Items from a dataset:
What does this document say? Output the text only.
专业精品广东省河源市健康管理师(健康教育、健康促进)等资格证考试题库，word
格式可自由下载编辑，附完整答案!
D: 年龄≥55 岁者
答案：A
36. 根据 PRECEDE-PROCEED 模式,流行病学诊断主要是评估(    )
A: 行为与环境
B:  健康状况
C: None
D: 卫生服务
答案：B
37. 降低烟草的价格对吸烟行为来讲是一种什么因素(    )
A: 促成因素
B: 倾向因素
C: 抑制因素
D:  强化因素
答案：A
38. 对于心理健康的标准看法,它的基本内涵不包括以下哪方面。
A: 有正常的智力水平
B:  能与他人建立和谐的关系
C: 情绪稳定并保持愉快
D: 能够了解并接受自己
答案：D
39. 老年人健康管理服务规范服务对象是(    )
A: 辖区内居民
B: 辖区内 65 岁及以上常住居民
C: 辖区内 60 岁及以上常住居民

* _Work to be completed_
Faithfully reproduce all of the records, character for character.

* _Reply to the exercise_
What does this document say? Output the text only.
专业精品广东省河源市健康管理师(健康教育、健康促进)等资格证考试题库，word
格式可自由下载编辑，附完整答案!
D: 年龄≥55 岁者
答案：A
36. 根据 PRECEDE-PROCEED 模式,流行病学诊断主要是评估(    )
A: 行为与环境
B:  健康状况
C: None
D: 卫生服务
答案：B
37. 降低烟草的价格对吸烟行为来讲是一种什么因素(    )
A: 促成因素
B: 倾向因素
C: 抑制因素
D:  强化因素
答案：A
38. 对于心理健康的标准看法,它的基本内涵不包括以下哪方面。
A: 有正常的智力水平
B:  能与他人建立和谐的关系
C: 情绪稳定并保持愉快
D: 能够了解并接受自己
答案：D
39. 老年人健康管理服务规范服务对象是(    )
A: 辖区内居民
B: 辖区内 65 岁及以上常住居民
C: 辖区内 60 岁及以上常住居民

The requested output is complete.